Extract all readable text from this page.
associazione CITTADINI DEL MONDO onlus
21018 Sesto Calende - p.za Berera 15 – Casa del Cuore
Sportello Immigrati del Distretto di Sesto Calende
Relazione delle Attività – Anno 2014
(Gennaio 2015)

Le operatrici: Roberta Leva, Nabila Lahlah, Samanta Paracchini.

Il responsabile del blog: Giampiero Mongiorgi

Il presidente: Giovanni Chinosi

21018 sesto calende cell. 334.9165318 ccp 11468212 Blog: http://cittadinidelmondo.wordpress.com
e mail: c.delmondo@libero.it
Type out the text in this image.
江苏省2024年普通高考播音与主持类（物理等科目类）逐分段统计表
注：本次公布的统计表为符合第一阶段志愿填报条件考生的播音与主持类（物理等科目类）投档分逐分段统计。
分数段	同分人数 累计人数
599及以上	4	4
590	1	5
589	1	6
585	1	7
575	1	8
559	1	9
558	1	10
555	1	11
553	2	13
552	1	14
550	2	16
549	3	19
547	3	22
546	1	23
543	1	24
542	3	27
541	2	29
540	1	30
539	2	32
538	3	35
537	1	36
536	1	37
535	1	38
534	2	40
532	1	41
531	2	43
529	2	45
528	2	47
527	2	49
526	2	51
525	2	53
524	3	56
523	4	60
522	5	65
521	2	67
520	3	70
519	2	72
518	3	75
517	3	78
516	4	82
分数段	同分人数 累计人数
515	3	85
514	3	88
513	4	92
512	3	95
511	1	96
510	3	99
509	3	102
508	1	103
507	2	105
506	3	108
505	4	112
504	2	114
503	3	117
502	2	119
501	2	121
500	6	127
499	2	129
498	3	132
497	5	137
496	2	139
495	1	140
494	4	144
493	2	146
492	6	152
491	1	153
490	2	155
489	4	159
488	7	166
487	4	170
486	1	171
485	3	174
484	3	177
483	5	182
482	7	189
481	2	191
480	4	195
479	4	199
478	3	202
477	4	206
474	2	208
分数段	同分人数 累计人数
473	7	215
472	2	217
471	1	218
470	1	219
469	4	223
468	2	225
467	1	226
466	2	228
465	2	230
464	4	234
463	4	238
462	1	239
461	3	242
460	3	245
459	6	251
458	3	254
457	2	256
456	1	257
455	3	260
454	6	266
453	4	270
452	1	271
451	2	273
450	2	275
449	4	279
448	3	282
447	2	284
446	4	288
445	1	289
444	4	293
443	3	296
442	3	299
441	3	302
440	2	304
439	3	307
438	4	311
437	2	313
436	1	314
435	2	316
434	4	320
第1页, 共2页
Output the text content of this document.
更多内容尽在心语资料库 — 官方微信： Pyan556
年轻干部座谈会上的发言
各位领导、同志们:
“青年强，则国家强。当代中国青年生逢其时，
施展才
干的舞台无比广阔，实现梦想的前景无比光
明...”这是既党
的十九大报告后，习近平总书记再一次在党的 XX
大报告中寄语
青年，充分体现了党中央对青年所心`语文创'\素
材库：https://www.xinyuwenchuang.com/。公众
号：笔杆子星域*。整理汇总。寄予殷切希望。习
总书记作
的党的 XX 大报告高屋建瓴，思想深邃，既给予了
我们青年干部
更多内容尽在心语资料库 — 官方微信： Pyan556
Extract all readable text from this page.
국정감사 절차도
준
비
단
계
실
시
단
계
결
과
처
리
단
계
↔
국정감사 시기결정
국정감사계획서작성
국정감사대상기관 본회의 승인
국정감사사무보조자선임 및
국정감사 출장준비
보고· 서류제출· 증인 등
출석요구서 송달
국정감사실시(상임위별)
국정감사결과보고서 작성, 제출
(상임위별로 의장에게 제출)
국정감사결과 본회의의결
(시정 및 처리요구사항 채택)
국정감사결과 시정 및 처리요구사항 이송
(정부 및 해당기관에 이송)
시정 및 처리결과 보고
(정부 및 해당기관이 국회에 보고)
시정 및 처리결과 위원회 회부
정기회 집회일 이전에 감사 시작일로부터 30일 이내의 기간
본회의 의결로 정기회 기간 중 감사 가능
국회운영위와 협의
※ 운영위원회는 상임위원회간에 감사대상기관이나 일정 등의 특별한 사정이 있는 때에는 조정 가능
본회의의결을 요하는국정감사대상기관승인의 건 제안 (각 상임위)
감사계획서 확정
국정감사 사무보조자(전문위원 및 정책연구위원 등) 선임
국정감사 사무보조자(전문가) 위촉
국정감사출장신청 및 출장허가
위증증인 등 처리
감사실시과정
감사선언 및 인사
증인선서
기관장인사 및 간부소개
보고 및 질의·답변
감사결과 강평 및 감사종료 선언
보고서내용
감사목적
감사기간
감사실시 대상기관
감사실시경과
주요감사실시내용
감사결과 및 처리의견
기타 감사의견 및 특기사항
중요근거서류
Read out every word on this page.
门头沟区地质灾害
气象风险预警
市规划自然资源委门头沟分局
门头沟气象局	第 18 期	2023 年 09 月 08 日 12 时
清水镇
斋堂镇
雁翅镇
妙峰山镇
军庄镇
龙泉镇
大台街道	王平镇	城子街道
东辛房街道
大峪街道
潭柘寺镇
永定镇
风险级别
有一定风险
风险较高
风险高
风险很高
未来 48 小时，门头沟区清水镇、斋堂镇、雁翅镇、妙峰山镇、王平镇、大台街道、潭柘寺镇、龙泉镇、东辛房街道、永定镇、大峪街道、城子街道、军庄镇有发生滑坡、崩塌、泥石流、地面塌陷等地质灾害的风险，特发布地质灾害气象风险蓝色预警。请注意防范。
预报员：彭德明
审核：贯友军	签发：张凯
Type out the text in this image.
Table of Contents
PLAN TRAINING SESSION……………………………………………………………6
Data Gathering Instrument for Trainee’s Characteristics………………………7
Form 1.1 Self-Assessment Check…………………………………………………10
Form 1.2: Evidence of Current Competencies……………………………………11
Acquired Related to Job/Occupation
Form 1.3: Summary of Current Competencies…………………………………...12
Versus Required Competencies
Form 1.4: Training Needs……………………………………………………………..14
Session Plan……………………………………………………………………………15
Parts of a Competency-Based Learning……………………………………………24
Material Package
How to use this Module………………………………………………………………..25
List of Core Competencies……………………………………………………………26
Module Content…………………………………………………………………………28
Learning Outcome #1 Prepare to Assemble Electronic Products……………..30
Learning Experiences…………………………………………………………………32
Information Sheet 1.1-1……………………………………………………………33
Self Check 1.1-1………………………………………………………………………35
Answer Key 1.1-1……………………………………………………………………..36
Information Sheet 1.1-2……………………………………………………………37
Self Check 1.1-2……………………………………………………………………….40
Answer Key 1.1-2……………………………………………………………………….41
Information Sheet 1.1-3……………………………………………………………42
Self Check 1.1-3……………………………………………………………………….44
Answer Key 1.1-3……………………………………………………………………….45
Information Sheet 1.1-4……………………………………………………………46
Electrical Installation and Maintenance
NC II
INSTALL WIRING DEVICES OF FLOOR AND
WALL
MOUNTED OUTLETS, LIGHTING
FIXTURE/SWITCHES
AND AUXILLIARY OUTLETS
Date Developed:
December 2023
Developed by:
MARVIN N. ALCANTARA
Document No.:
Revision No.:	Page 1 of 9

____________

◆ PROBLEM DETAILS
Quote the material exactly, leaving nothing out.

◆ EXPECTED OUTPUT
Extract all readable text from this page.
associazione CITTADINI DEL MONDO onlus
21018 Sesto Calende - p.za Berera 15 – Casa del Cuore
Sportello Immigrati del Distretto di Sesto Calende
Relazione delle Attività – Anno 2014
(Gennaio 2015)

Le operatrici: Roberta Leva, Nabila Lahlah, Samanta Paracchini.

Il responsabile del blog: Giampiero Mongiorgi

Il presidente: Giovanni Chinosi

21018 sesto calende cell. 334.9165318 ccp 11468212 Blog: http://cittadinidelmondo.wordpress.com
e mail: c.delmondo@libero.it
Type out the text in this image.
江苏省2024年普通高考播音与主持类（物理等科目类）逐分段统计表
注：本次公布的统计表为符合第一阶段志愿填报条件考生的播音与主持类（物理等科目类）投档分逐分段统计。
分数段	同分人数 累计人数
599及以上	4	4
590	1	5
589	1	6
585	1	7
575	1	8
559	1	9
558	1	10
555	1	11
553	2	13
552	1	14
550	2	16
549	3	19
547	3	22
546	1	23
543	1	24
542	3	27
541	2	29
540	1	30
539	2	32
538	3	35
537	1	36
536	1	37
535	1	38
534	2	40
532	1	41
531	2	43
529	2	45
528	2	47
527	2	49
526	2	51
525	2	53
524	3	56
523	4	60
522	5	65
521	2	67
520	3	70
519	2	72
518	3	75
517	3	78
516	4	82
分数段	同分人数 累计人数
515	3	85
514	3	88
513	4	92
512	3	95
511	1	96
510	3	99
509	3	102
508	1	103
507	2	105
506	3	108
505	4	112
504	2	114
503	3	117
502	2	119
501	2	121
500	6	127
499	2	129
498	3	132
497	5	137
496	2	139
495	1	140
494	4	144
493	2	146
492	6	152
491	1	153
490	2	155
489	4	159
488	7	166
487	4	170
486	1	171
485	3	174
484	3	177
483	5	182
482	7	189
481	2	191
480	4	195
479	4	199
478	3	202
477	4	206
474	2	208
分数段	同分人数 累计人数
473	7	215
472	2	217
471	1	218
470	1	219
469	4	223
468	2	225
467	1	226
466	2	228
465	2	230
464	4	234
463	4	238
462	1	239
461	3	242
460	3	245
459	6	251
458	3	254
457	2	256
456	1	257
455	3	260
454	6	266
453	4	270
452	1	271
451	2	273
450	2	275
449	4	279
448	3	282
447	2	284
446	4	288
445	1	289
444	4	293
443	3	296
442	3	299
441	3	302
440	2	304
439	3	307
438	4	311
437	2	313
436	1	314
435	2	316
434	4	320
第1页, 共2页
Output the text content of this document.
更多内容尽在心语资料库 — 官方微信： Pyan556
年轻干部座谈会上的发言
各位领导、同志们:
“青年强，则国家强。当代中国青年生逢其时，
施展才
干的舞台无比广阔，实现梦想的前景无比光
明...”这是既党
的十九大报告后，习近平总书记再一次在党的 XX
大报告中寄语
青年，充分体现了党中央对青年所心`语文创'\素
材库：https://www.xinyuwenchuang.com/。公众
号：笔杆子星域*。整理汇总。寄予殷切希望。习
总书记作
的党的 XX 大报告高屋建瓴，思想深邃，既给予了
我们青年干部
更多内容尽在心语资料库 — 官方微信： Pyan556
Extract all readable text from this page.
국정감사 절차도
준
비
단
계
실
시
단
계
결
과
처
리
단
계
↔
국정감사 시기결정
국정감사계획서작성
국정감사대상기관 본회의 승인
국정감사사무보조자선임 및
국정감사 출장준비
보고· 서류제출· 증인 등
출석요구서 송달
국정감사실시(상임위별)
국정감사결과보고서 작성, 제출
(상임위별로 의장에게 제출)
국정감사결과 본회의의결
(시정 및 처리요구사항 채택)
국정감사결과 시정 및 처리요구사항 이송
(정부 및 해당기관에 이송)
시정 및 처리결과 보고
(정부 및 해당기관이 국회에 보고)
시정 및 처리결과 위원회 회부
정기회 집회일 이전에 감사 시작일로부터 30일 이내의 기간
본회의 의결로 정기회 기간 중 감사 가능
국회운영위와 협의
※ 운영위원회는 상임위원회간에 감사대상기관이나 일정 등의 특별한 사정이 있는 때에는 조정 가능
본회의의결을 요하는국정감사대상기관승인의 건 제안 (각 상임위)
감사계획서 확정
국정감사 사무보조자(전문위원 및 정책연구위원 등) 선임
국정감사 사무보조자(전문가) 위촉
국정감사출장신청 및 출장허가
위증증인 등 처리
감사실시과정
감사선언 및 인사
증인선서
기관장인사 및 간부소개
보고 및 질의·답변
감사결과 강평 및 감사종료 선언
보고서내용
감사목적
감사기간
감사실시 대상기관
감사실시경과
주요감사실시내용
감사결과 및 처리의견
기타 감사의견 및 특기사항
중요근거서류
Read out every word on this page.
门头沟区地质灾害
气象风险预警
市规划自然资源委门头沟分局
门头沟气象局	第 18 期	2023 年 09 月 08 日 12 时
清水镇
斋堂镇
雁翅镇
妙峰山镇
军庄镇
龙泉镇
大台街道	王平镇	城子街道
东辛房街道
大峪街道
潭柘寺镇
永定镇
风险级别
有一定风险
风险较高
风险高
风险很高
未来 48 小时，门头沟区清水镇、斋堂镇、雁翅镇、妙峰山镇、王平镇、大台街道、潭柘寺镇、龙泉镇、东辛房街道、永定镇、大峪街道、城子街道、军庄镇有发生滑坡、崩塌、泥石流、地面塌陷等地质灾害的风险，特发布地质灾害气象风险蓝色预警。请注意防范。
预报员：彭德明
审核：贯友军	签发：张凯
Type out the text in this image.
Table of Contents
PLAN TRAINING SESSION……………………………………………………………6
Data Gathering Instrument for Trainee’s Characteristics………………………7
Form 1.1 Self-Assessment Check…………………………………………………10
Form 1.2: Evidence of Current Competencies……………………………………11
Acquired Related to Job/Occupation
Form 1.3: Summary of Current Competencies…………………………………...12
Versus Required Competencies
Form 1.4: Training Needs……………………………………………………………..14
Session Plan……………………………………………………………………………15
Parts of a Competency-Based Learning……………………………………………24
Material Package
How to use this Module………………………………………………………………..25
List of Core Competencies……………………………………………………………26
Module Content…………………………………………………………………………28
Learning Outcome #1 Prepare to Assemble Electronic Products……………..30
Learning Experiences…………………………………………………………………32
Information Sheet 1.1-1……………………………………………………………33
Self Check 1.1-1………………………………………………………………………35
Answer Key 1.1-1……………………………………………………………………..36
Information Sheet 1.1-2……………………………………………………………37
Self Check 1.1-2……………………………………………………………………….40
Answer Key 1.1-2……………………………………………………………………….41
Information Sheet 1.1-3……………………………………………………………42
Self Check 1.1-3……………………………………………………………………….44
Answer Key 1.1-3……………………………………………………………………….45
Information Sheet 1.1-4……………………………………………………………46
Electrical Installation and Maintenance
NC II
INSTALL WIRING DEVICES OF FLOOR AND
WALL
MOUNTED OUTLETS, LIGHTING
FIXTURE/SWITCHES
AND AUXILLIARY OUTLETS
Date Developed:
December 2023
Developed by:
MARVIN N. ALCANTARA
Document No.:
Revision No.:	Page 1 of 9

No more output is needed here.